• Instructions to follow: Track down each line that has the word "IGMP" and copy it.

::: Record set :::

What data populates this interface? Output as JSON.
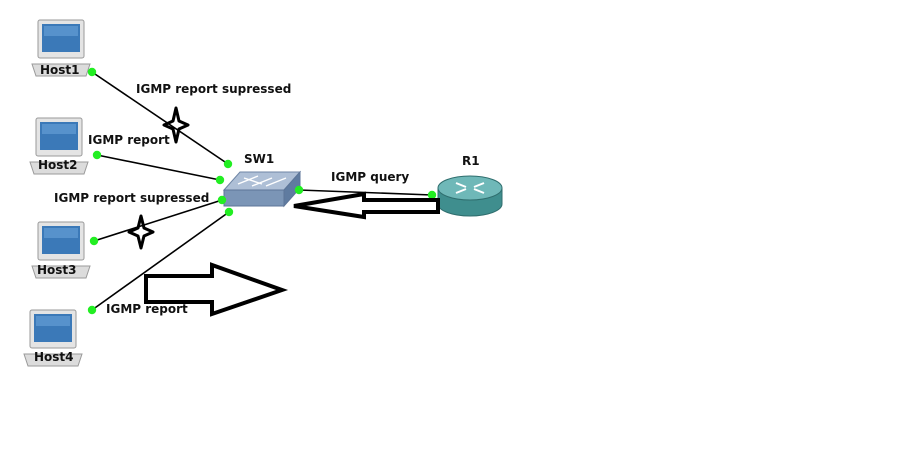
{
  "colors": {
    "link": "#000000",
    "port_dot": "#22ee22",
    "router_body": "#3f8e8e",
    "router_top": "#6fb8b8",
    "switch_body": "#7b95b6",
    "switch_top": "#aebfd6",
    "pc_screen": "#3b79b8",
    "pc_frame": "#d8d8d8"
  },
  "nodes": {
    "host1": {
      "label": "Host1",
      "icon": "pc-icon"
    },
    "host2": {
      "label": "Host2",
      "icon": "pc-icon"
    },
    "host3": {
      "label": "Host3",
      "icon": "pc-icon"
    },
    "host4": {
      "label": "Host4",
      "icon": "pc-icon"
    },
    "sw1": {
      "label": "SW1",
      "icon": "switch-icon"
    },
    "r1": {
      "label": "R1",
      "icon": "router-icon"
    }
  },
  "annotations": {
    "host1_link": "IGMP report supressed",
    "host2_link": "IGMP report",
    "host3_link": "IGMP report supressed",
    "host4_link": "IGMP report",
    "r1_link": "IGMP query"
  },
  "marks": {
    "suppressed_marker": "four-point-star-icon",
    "query_arrow": "left-arrow-outline-icon",
    "report_arrow": "right-arrow-outline-icon"
  }
}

:::

• Solution to this exercise:
    "host1_link": "IGMP report supressed",
    "host2_link": "IGMP report",
    "host3_link": "IGMP report supressed",
    "host4_link": "IGMP report",
    "r1_link": "IGMP query"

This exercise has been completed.